## RECORDED DATA:
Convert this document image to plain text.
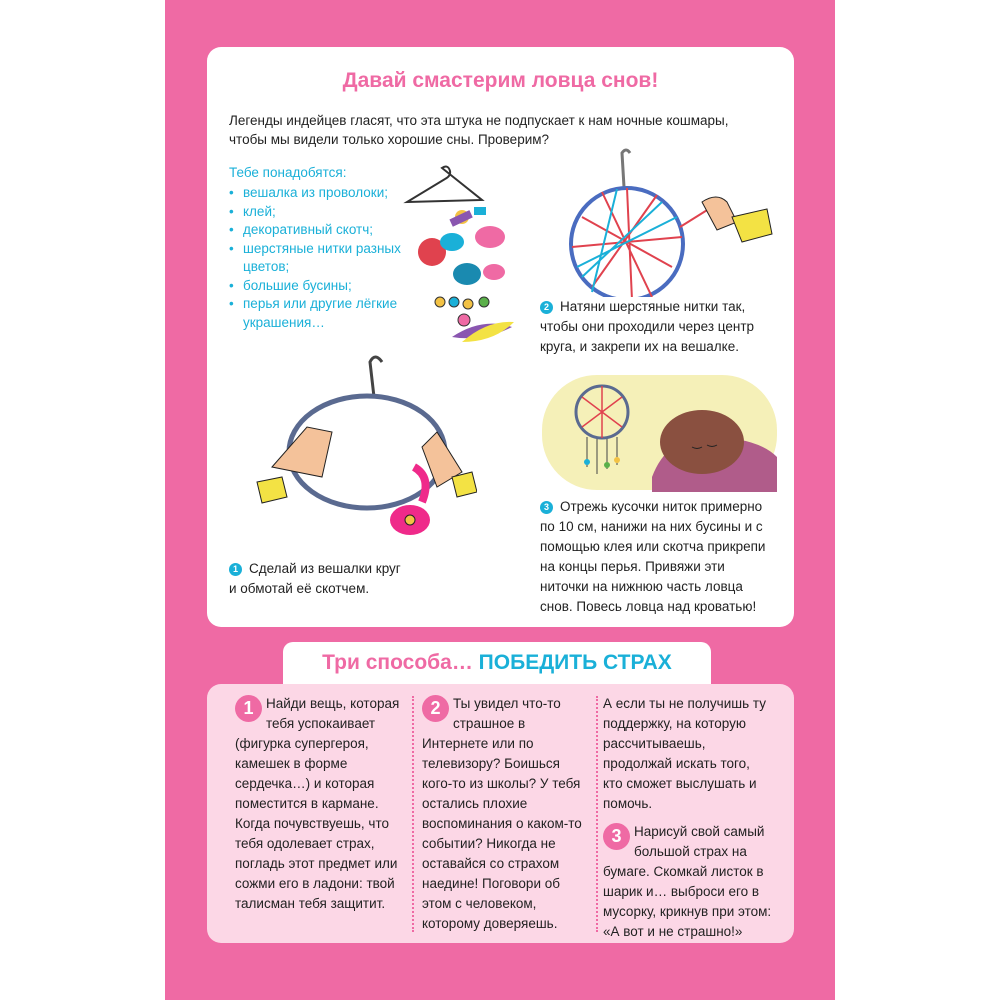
Давай смастерим ловца снов!
Легенды индейцев гласят, что эта штука не подпускает к нам ночные кошмары, чтобы мы видели только хорошие сны. Проверим?
Тебе понадобятся:
• вешалка из проволоки;
• клей;
• декоративный скотч;
• шерстяные нитки разных цветов;
• большие бусины;
• перья или другие лёгкие украшения…
2 Натяни шерстяные нитки так, чтобы они проходили через центр круга, и закрепи их на вешалке.
1 Сделай из вешалки круг и обмотай её скотчем.
3 Отрежь кусочки ниток примерно по 10 см, нанижи на них бусины и с помощью клея или скотча прикрепи на концы перья. Привяжи эти ниточки на нижнюю часть ловца снов. Повесь ловца над кроватью!
Три способа… ПОБЕДИТЬ СТРАХ

1 Найди вещь, которая тебя успокаивает (фигурка супергероя, камешек в форме сердечка…) и которая поместится в кармане. Когда почувствуешь, что тебя одолевает страх, погладь этот предмет или сожми его в ладони: твой талисман тебя защитит.

2 Ты увидел что-то страшное в Интернете или по телевизору? Боишься кого-то из школы? У тебя остались плохие воспоминания о каком-то событии? Никогда не оставайся со страхом наедине! Поговори об этом с человеком, которому доверяешь.

А если ты не получишь ту поддержку, на которую рассчитываешь, продолжай искать того, кто сможет выслушать и помочь.

3 Нарисуй свой самый большой страх на бумаге. Скомкай листок в шарик и… выброси его в мусорку, крикнув при этом: «А вот и не страшно!»
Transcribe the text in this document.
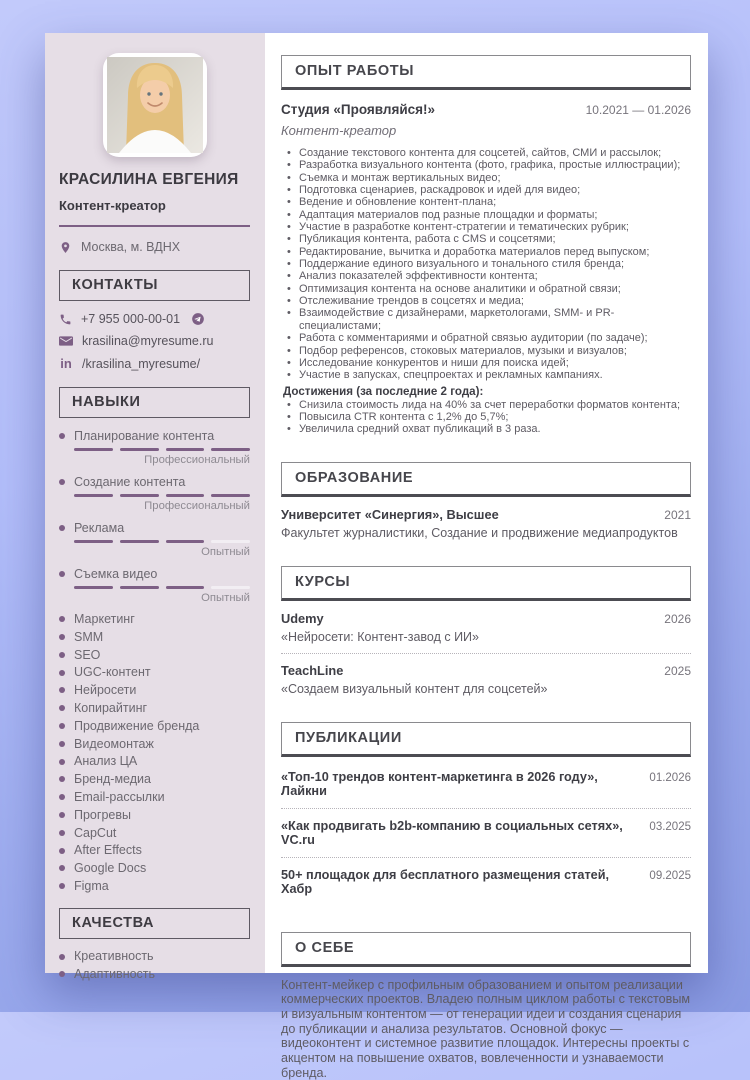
КРАСИЛИНА ЕВГЕНИЯ
Контент-креатор
Москва, м. ВДНХ
КОНТАКТЫ
+7 955 000-00-01
krasilina@myresume.ru
in /krasilina_myresume/
НАВЫКИ
Планирование контента
Профессиональный
Создание контента
Профессиональный
Реклама
Опытный
Съемка видео
Опытный
Маркетинг
SMM
SEO
UGC-контент
Нейросети
Копирайтинг
Продвижение бренда
Видеомонтаж
Анализ ЦА
Бренд-медиа
Email-рассылки
Прогревы
CapCut
After Effects
Google Docs
Figma
КАЧЕСТВА
Креативность
Адаптивность
ОПЫТ РАБОТЫ
Студия «Проявляйся!»	10.2021 — 01.2026
Контент-креатор
• Создание текстового контента для соцсетей, сайтов, СМИ и рассылок;
• Разработка визуального контента (фото, графика, простые иллюстрации);
• Съемка и монтаж вертикальных видео;
• Подготовка сценариев, раскадровок и идей для видео;
• Ведение и обновление контент-плана;
• Адаптация материалов под разные площадки и форматы;
• Участие в разработке контент-стратегии и тематических рубрик;
• Публикация контента, работа с CMS и соцсетями;
• Редактирование, вычитка и доработка материалов перед выпуском;
• Поддержание единого визуального и тонального стиля бренда;
• Анализ показателей эффективности контента;
• Оптимизация контента на основе аналитики и обратной связи;
• Отслеживание трендов в соцсетях и медиа;
• Взаимодействие с дизайнерами, маркетологами, SMM- и PR-специалистами;
• Работа с комментариями и обратной связью аудитории (по задаче);
• Подбор референсов, стоковых материалов, музыки и визуалов;
• Исследование конкурентов и ниши для поиска идей;
• Участие в запусках, спецпроектах и рекламных кампаниях.
Достижения (за последние 2 года):
• Снизила стоимость лида на 40% за счет переработки форматов контента;
• Повысила CTR контента с 1,2% до 5,7%;
• Увеличила средний охват публикаций в 3 раза.
ОБРАЗОВАНИЕ
Университет «Синергия», Высшее	2021
Факультет журналистики, Создание и продвижение медиапродуктов
КУРСЫ
Udemy	2026
«Нейросети: Контент-завод с ИИ»
TeachLine	2025
«Создаем визуальный контент для соцсетей»
ПУБЛИКАЦИИ
«Топ-10 трендов контент-маркетинга в 2026 году», Лайкни
01.2026
«Как продвигать b2b-компанию в социальных сетях», VC.ru
03.2025
50+ площадок для бесплатного размещения статей, Хабр
09.2025
О СЕБЕ

Контент-мейкер с профильным образованием и опытом реализации коммерческих проектов. Владею полным циклом работы с текстовым и визуальным контентом — от генерации идеи и создания сценария до публикации и анализа результатов. Основной фокус — видеоконтент и системное развитие площадок. Интересны проекты с акцентом на повышение охватов, вовлеченности и узнаваемости бренда.
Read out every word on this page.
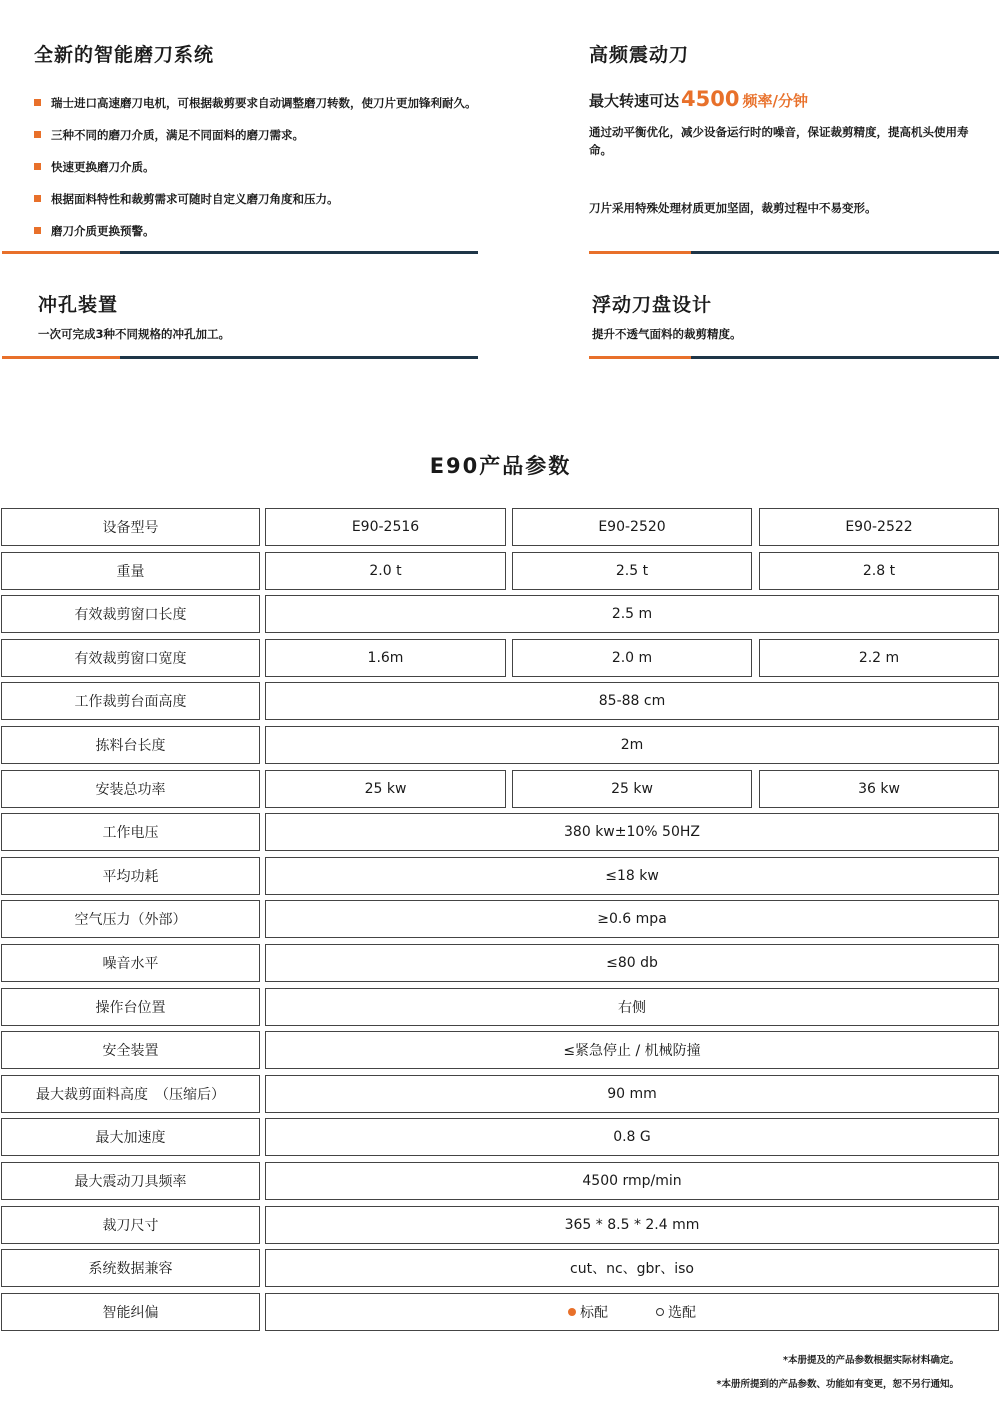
全新的智能磨刀系统
瑞士进口高速磨刀电机，可根据裁剪要求自动调整磨刀转数，使刀片更加锋利耐久。
三种不同的磨刀介质，满足不同面料的磨刀需求。
快速更换磨刀介质。
根据面料特性和裁剪需求可随时自定义磨刀角度和压力。
磨刀介质更换预警。
高频震动刀
最大转速可达 4500 频率/分钟

通过动平衡优化，减少设备运行时的噪音，保证裁剪精度，提高机头使用寿命。

刀片采用特殊处理材质更加坚固，裁剪过程中不易变形。

冲孔装置

一次可完成3种不同规格的冲孔加工。

浮动刀盘设计

提升不透气面料的裁剪精度。

E90产品参数
设备型号	E90-2516	E90-2520	E90-2522
重量	2.0 t	2.5 t	2.8 t
有效裁剪窗口长度	2.5 m
有效裁剪窗口宽度	1.6m	2.0 m	2.2 m
工作裁剪台面高度	85-88 cm
拣料台长度	2m
安装总功率	25 kw	25 kw	36 kw
工作电压	380 kw±10% 50HZ
平均功耗	≤18 kw
空气压力（外部）	≥0.6 mpa
噪音水平	≤80 db
操作台位置	右侧
安全装置	≤紧急停止 / 机械防撞
最大裁剪面料高度　（压缩后）	90 mm
最大加速度	0.8 G
最大震动刀具频率	4500 rmp/min
裁刀尺寸	365 * 8.5 * 2.4 mm
系统数据兼容	cut、nc、gbr、iso
智能纠偏	标配	选配
*本册提及的产品参数根据实际材料确定。
*本册所提到的产品参数、功能如有变更，恕不另行通知。
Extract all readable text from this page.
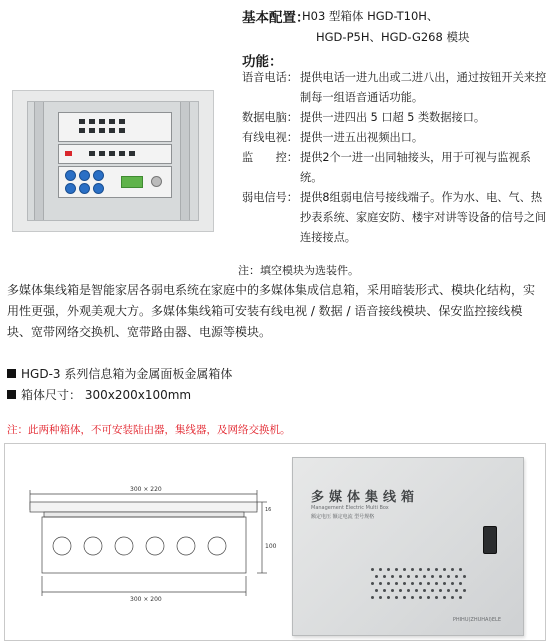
基本配置：
H03 型箱体 HGD-T10H、
HGD-P5H、HGD-G268 模块
功能：
语音电话： 提供电话一进九出或二进八出，通过按钮开关来控制每一组语音通话功能。
数据电脑： 提供一进四出 5 口超 5 类数据接口。
有线电视： 提供一进五出视频出口。
监　　控： 提供2个一进一出同轴接头，用于可视与监视系统。
弱电信号： 提供8组弱电信号接线端子。作为水、电、气、热抄表系统、家庭安防、楼宇对讲等设备的信号之间连接接点。
注：填空模块为选装件。
多媒体集线箱是智能家居各弱电系统在家庭中的多媒体集成信息箱，采用暗装形式、模块化结构，实用性更强，外观美观大方。多媒体集线箱可安装有线电视 / 数据 / 语音接线模块、保安监控接线模块、宽带网络交换机、宽带路由器、电源等模块。
HGD-3 系列信息箱为金属面板金属箱体
箱体尺寸： 300x200x100mm
注：此两种箱体，不可安装陆由器，集线器，及网络交换机。
300 × 220
300 × 200
16
100
多媒体集线箱
Management Electric Multi Box
额定电压 额定电流 型号规格
PHIHU(ZHUHAI)ELE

## TASK REQUIREMENTS:
Without the pictures, reproduce every line of the records above exactly.

## TASK RESPONSE:
Convert this document image to plain text.
Давай смастерим ловца снов!
Легенды индейцев гласят, что эта штука не подпускает к нам ночные кошмары, чтобы мы видели только хорошие сны. Проверим?
Тебе понадобятся:
• вешалка из проволоки;
• клей;
• декоративный скотч;
• шерстяные нитки разных цветов;
• большие бусины;
• перья или другие лёгкие украшения…
2 Натяни шерстяные нитки так, чтобы они проходили через центр круга, и закрепи их на вешалке.
1 Сделай из вешалки круг и обмотай её скотчем.
3 Отрежь кусочки ниток примерно по 10 см, нанижи на них бусины и с помощью клея или скотча прикрепи на концы перья. Привяжи эти ниточки на нижнюю часть ловца снов. Повесь ловца над кроватью!
Три способа… ПОБЕДИТЬ СТРАХ

1 Найди вещь, которая тебя успокаивает (фигурка супергероя, камешек в форме сердечка…) и которая поместится в кармане. Когда почувствуешь, что тебя одолевает страх, погладь этот предмет или сожми его в ладони: твой талисман тебя защитит.

2 Ты увидел что-то страшное в Интернете или по телевизору? Боишься кого-то из школы? У тебя остались плохие воспоминания о каком-то событии? Никогда не оставайся со страхом наедине! Поговори об этом с человеком, которому доверяешь.

А если ты не получишь ту поддержку, на которую рассчитываешь, продолжай искать того, кто сможет выслушать и помочь.

3 Нарисуй свой самый большой страх на бумаге. Скомкай листок в шарик и… выброси его в мусорку, крикнув при этом: «А вот и не страшно!»
Transcribe the text in this document.
КРАСИЛИНА ЕВГЕНИЯ
Контент-креатор
Москва, м. ВДНХ
КОНТАКТЫ
+7 955 000-00-01
krasilina@myresume.ru
in /krasilina_myresume/
НАВЫКИ
Планирование контента
Профессиональный
Создание контента
Профессиональный
Реклама
Опытный
Съемка видео
Опытный
Маркетинг
SMM
SEO
UGC-контент
Нейросети
Копирайтинг
Продвижение бренда
Видеомонтаж
Анализ ЦА
Бренд-медиа
Email-рассылки
Прогревы
CapCut
After Effects
Google Docs
Figma
КАЧЕСТВА
Креативность
Адаптивность
ОПЫТ РАБОТЫ
Студия «Проявляйся!»	10.2021 — 01.2026
Контент-креатор
• Создание текстового контента для соцсетей, сайтов, СМИ и рассылок;
• Разработка визуального контента (фото, графика, простые иллюстрации);
• Съемка и монтаж вертикальных видео;
• Подготовка сценариев, раскадровок и идей для видео;
• Ведение и обновление контент-плана;
• Адаптация материалов под разные площадки и форматы;
• Участие в разработке контент-стратегии и тематических рубрик;
• Публикация контента, работа с CMS и соцсетями;
• Редактирование, вычитка и доработка материалов перед выпуском;
• Поддержание единого визуального и тонального стиля бренда;
• Анализ показателей эффективности контента;
• Оптимизация контента на основе аналитики и обратной связи;
• Отслеживание трендов в соцсетях и медиа;
• Взаимодействие с дизайнерами, маркетологами, SMM- и PR-специалистами;
• Работа с комментариями и обратной связью аудитории (по задаче);
• Подбор референсов, стоковых материалов, музыки и визуалов;
• Исследование конкурентов и ниши для поиска идей;
• Участие в запусках, спецпроектах и рекламных кампаниях.
Достижения (за последние 2 года):
• Снизила стоимость лида на 40% за счет переработки форматов контента;
• Повысила CTR контента с 1,2% до 5,7%;
• Увеличила средний охват публикаций в 3 раза.
ОБРАЗОВАНИЕ
Университет «Синергия», Высшее	2021
Факультет журналистики, Создание и продвижение медиапродуктов
КУРСЫ
Udemy	2026
«Нейросети: Контент-завод с ИИ»
TeachLine	2025
«Создаем визуальный контент для соцсетей»
ПУБЛИКАЦИИ
«Топ-10 трендов контент-маркетинга в 2026 году», Лайкни
01.2026
«Как продвигать b2b-компанию в социальных сетях», VC.ru
03.2025
50+ площадок для бесплатного размещения статей, Хабр
09.2025
О СЕБЕ

Контент-мейкер с профильным образованием и опытом реализации коммерческих проектов. Владею полным циклом работы с текстовым и визуальным контентом — от генерации идеи и создания сценария до публикации и анализа результатов. Основной фокус — видеоконтент и системное развитие площадок. Интересны проекты с акцентом на повышение охватов, вовлеченности и узнаваемости бренда.
Read out every word on this page.
全新的智能磨刀系统
瑞士进口高速磨刀电机，可根据裁剪要求自动调整磨刀转数，使刀片更加锋利耐久。
三种不同的磨刀介质，满足不同面料的磨刀需求。
快速更换磨刀介质。
根据面料特性和裁剪需求可随时自定义磨刀角度和压力。
磨刀介质更换预警。
高频震动刀
最大转速可达 4500 频率/分钟

通过动平衡优化，减少设备运行时的噪音，保证裁剪精度，提高机头使用寿命。

刀片采用特殊处理材质更加坚固，裁剪过程中不易变形。

冲孔装置

一次可完成3种不同规格的冲孔加工。

浮动刀盘设计

提升不透气面料的裁剪精度。

E90产品参数
设备型号	E90-2516	E90-2520	E90-2522
重量	2.0 t	2.5 t	2.8 t
有效裁剪窗口长度	2.5 m
有效裁剪窗口宽度	1.6m	2.0 m	2.2 m
工作裁剪台面高度	85-88 cm
拣料台长度	2m
安装总功率	25 kw	25 kw	36 kw
工作电压	380 kw±10% 50HZ
平均功耗	≤18 kw
空气压力（外部）	≥0.6 mpa
噪音水平	≤80 db
操作台位置	右侧
安全装置	≤紧急停止 / 机械防撞
最大裁剪面料高度　（压缩后）	90 mm
最大加速度	0.8 G
最大震动刀具频率	4500 rmp/min
裁刀尺寸	365 * 8.5 * 2.4 mm
系统数据兼容	cut、nc、gbr、iso
智能纠偏	标配	选配
*本册提及的产品参数根据实际材料确定。
*本册所提到的产品参数、功能如有变更，恕不另行通知。
Extract all readable text from this page.
基本配置：
H03 型箱体 HGD-T10H、
HGD-P5H、HGD-G268 模块
功能：
语音电话： 提供电话一进九出或二进八出，通过按钮开关来控制每一组语音通话功能。
数据电脑： 提供一进四出 5 口超 5 类数据接口。
有线电视： 提供一进五出视频出口。
监　　控： 提供2个一进一出同轴接头，用于可视与监视系统。
弱电信号： 提供8组弱电信号接线端子。作为水、电、气、热抄表系统、家庭安防、楼宇对讲等设备的信号之间连接接点。
注：填空模块为选装件。
多媒体集线箱是智能家居各弱电系统在家庭中的多媒体集成信息箱，采用暗装形式、模块化结构，实用性更强，外观美观大方。多媒体集线箱可安装有线电视 / 数据 / 语音接线模块、保安监控接线模块、宽带网络交换机、宽带路由器、电源等模块。
HGD-3 系列信息箱为金属面板金属箱体
箱体尺寸： 300x200x100mm
注：此两种箱体，不可安装陆由器，集线器，及网络交换机。
300 × 220
300 × 200
16
100
多媒体集线箱
Management Electric Multi Box
额定电压 额定电流 型号规格
PHIHU(ZHUHAI)ELE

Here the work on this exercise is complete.